[Source records]
## Begin

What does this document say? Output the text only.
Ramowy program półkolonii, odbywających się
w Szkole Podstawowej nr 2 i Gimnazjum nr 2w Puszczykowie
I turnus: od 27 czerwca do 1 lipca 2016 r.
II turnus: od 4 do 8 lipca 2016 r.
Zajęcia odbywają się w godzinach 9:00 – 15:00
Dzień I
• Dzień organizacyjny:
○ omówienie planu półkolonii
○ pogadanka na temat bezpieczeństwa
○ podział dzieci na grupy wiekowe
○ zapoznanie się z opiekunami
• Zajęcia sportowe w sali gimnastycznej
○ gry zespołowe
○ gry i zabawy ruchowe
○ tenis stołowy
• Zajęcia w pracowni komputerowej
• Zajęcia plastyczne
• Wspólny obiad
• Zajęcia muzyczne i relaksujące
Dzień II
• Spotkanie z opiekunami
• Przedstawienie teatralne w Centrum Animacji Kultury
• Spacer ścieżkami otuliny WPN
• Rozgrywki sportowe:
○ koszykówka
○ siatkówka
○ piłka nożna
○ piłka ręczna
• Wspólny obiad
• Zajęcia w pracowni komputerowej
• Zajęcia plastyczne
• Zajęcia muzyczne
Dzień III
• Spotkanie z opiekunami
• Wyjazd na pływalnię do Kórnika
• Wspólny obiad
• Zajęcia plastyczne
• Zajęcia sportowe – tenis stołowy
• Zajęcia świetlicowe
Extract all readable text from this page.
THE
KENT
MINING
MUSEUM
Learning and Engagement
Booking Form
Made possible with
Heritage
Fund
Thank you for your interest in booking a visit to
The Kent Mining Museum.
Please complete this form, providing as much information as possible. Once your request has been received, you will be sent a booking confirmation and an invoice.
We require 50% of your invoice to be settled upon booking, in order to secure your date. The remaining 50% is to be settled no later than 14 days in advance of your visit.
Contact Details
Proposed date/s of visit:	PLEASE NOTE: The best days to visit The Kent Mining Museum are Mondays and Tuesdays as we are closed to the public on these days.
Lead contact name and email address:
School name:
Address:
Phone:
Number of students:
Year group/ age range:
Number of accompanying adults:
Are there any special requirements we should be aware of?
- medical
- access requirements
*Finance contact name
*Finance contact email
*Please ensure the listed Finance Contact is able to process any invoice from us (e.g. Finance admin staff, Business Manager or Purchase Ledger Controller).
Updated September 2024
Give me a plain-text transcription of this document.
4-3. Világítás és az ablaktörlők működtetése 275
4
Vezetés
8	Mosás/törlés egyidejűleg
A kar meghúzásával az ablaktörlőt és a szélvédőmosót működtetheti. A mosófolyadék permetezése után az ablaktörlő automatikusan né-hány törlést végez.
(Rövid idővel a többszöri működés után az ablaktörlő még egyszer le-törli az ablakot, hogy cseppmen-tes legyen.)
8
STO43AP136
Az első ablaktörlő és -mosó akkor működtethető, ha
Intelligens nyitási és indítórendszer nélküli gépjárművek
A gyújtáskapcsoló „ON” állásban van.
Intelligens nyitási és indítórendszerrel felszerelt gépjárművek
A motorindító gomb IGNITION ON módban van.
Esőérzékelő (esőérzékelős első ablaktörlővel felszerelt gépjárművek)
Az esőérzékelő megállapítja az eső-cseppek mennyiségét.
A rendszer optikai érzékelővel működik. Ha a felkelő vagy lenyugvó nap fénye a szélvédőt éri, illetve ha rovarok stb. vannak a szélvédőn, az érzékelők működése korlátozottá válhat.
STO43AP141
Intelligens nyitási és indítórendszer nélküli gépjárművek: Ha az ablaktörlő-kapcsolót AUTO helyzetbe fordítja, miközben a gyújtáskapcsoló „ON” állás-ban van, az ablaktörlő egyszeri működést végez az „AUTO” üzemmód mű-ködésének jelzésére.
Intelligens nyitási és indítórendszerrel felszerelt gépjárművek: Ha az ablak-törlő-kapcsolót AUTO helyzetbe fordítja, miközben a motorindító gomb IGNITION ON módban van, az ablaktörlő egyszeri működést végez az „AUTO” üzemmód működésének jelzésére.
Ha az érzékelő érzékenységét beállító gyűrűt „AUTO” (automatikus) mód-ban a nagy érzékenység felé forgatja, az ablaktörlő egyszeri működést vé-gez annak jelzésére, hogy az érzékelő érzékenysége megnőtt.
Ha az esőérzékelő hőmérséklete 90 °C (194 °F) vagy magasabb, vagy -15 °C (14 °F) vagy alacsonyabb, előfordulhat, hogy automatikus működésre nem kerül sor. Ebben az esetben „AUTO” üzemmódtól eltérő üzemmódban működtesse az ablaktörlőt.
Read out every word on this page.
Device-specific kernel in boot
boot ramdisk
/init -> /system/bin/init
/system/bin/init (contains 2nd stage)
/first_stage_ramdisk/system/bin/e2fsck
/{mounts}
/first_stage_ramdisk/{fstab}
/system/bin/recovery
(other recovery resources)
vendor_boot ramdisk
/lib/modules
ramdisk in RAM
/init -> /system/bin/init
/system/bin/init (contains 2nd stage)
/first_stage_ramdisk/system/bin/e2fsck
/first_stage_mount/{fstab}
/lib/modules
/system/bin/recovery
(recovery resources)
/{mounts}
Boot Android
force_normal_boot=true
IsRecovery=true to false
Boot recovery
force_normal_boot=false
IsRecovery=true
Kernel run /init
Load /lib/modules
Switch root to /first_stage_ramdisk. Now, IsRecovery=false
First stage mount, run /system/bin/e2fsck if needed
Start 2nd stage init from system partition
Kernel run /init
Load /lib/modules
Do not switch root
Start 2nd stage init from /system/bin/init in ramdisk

## End

● **WRITTEN PROBLEM**: Collect the lines that hold "IsRecovery".

● **REPLY**:
IsRecovery=true to false
IsRecovery=true
Switch root to /first_stage_ramdisk. Now, IsRecovery=false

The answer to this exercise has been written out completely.